# EXERCISE PROMPT
Copy every line from the material below that holds "lecturing".

# DATA FOR THE TASK
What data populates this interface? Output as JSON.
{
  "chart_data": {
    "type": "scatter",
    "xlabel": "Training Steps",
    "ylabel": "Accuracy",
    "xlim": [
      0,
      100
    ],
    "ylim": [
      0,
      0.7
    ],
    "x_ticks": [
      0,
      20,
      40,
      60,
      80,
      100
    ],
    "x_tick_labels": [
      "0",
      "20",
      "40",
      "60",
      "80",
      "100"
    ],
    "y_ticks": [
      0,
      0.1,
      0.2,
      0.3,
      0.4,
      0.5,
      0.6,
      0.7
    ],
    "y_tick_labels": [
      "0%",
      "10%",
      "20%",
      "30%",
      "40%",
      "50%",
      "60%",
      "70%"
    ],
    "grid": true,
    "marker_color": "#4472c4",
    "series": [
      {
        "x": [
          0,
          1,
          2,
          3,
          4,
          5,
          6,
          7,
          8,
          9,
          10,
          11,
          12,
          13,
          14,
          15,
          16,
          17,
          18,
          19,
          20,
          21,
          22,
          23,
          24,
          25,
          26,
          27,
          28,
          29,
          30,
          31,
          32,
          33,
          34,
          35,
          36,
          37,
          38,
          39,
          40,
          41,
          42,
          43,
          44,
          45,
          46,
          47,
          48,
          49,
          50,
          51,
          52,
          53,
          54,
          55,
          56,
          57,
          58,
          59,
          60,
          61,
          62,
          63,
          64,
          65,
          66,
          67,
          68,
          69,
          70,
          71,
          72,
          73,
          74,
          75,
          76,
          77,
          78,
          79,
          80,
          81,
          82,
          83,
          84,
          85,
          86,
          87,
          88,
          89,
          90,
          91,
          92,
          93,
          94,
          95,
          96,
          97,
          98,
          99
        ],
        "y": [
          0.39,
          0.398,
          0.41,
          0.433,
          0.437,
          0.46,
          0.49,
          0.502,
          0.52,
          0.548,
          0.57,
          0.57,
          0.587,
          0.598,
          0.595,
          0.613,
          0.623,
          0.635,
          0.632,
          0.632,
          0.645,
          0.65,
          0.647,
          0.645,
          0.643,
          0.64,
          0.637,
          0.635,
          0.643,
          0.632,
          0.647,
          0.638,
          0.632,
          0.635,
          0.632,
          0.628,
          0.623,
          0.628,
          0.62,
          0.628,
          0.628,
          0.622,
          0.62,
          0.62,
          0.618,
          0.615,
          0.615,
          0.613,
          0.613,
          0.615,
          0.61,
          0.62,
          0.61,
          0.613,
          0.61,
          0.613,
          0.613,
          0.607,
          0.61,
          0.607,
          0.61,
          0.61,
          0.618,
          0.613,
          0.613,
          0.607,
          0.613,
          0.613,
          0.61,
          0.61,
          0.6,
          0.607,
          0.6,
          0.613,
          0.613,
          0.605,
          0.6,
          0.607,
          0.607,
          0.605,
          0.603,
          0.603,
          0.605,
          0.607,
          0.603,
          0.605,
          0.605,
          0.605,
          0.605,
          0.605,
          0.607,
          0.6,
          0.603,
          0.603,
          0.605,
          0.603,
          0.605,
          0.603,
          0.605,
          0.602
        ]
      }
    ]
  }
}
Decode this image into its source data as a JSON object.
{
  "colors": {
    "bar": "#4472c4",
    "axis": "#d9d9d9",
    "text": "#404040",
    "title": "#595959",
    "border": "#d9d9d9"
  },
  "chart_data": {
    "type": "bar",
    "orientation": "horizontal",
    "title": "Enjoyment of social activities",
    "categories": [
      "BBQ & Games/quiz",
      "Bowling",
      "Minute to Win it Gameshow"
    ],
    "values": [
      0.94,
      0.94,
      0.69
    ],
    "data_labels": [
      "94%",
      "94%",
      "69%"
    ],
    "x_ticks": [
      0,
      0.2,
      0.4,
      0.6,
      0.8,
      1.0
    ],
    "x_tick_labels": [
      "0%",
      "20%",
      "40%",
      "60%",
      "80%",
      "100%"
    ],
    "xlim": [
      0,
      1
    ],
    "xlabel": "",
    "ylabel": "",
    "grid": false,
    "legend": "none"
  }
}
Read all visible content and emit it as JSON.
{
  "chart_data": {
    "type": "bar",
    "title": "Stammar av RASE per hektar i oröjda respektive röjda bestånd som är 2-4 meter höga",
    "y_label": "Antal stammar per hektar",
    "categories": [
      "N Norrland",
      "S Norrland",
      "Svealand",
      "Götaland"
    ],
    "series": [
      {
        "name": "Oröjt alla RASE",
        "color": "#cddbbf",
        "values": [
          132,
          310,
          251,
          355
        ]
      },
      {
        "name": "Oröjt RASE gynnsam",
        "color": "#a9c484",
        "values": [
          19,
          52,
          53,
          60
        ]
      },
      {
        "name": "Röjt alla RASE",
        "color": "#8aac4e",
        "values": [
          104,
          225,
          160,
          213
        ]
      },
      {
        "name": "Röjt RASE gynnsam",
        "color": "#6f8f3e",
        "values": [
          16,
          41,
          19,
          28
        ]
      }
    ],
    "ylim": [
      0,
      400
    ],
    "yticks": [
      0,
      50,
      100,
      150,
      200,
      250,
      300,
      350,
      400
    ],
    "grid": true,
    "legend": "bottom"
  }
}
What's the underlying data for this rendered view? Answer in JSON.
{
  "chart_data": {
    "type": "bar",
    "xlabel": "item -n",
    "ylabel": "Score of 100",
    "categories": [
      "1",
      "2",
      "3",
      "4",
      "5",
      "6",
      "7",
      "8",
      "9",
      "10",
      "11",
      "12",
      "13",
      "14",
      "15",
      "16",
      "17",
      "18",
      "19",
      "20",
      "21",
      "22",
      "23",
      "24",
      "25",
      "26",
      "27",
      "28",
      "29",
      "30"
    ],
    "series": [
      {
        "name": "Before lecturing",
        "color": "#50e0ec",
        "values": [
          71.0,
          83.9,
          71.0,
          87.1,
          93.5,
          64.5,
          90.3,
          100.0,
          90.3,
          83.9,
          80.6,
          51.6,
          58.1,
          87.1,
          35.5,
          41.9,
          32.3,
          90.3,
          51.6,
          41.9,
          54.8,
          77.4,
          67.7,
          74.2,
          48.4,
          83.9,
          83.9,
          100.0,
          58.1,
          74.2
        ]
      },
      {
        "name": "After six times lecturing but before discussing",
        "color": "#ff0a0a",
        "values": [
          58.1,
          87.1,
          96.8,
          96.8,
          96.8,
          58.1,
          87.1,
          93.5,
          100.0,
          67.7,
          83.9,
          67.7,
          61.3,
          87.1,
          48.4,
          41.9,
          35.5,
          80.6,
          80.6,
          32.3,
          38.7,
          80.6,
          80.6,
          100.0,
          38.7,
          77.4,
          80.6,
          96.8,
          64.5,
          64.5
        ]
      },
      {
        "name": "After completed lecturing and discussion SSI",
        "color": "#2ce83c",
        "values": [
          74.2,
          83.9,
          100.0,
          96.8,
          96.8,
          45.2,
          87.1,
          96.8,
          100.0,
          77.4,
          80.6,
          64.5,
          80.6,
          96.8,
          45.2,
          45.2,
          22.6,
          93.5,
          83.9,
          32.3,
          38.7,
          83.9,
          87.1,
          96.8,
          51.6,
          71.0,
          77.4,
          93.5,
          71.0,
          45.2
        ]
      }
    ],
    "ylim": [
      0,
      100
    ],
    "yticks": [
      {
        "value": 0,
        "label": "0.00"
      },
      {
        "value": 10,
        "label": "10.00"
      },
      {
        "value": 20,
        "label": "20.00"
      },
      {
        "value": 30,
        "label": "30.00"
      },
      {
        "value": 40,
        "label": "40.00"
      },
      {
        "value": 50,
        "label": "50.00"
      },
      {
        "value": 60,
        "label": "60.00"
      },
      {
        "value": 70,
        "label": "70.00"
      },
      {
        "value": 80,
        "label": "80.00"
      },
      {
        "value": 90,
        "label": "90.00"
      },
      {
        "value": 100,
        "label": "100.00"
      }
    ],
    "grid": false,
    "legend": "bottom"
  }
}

# ANSWER
        "name": "Before lecturing",
        "name": "After six times lecturing but before discussing",
        "name": "After completed lecturing and discussion SSI",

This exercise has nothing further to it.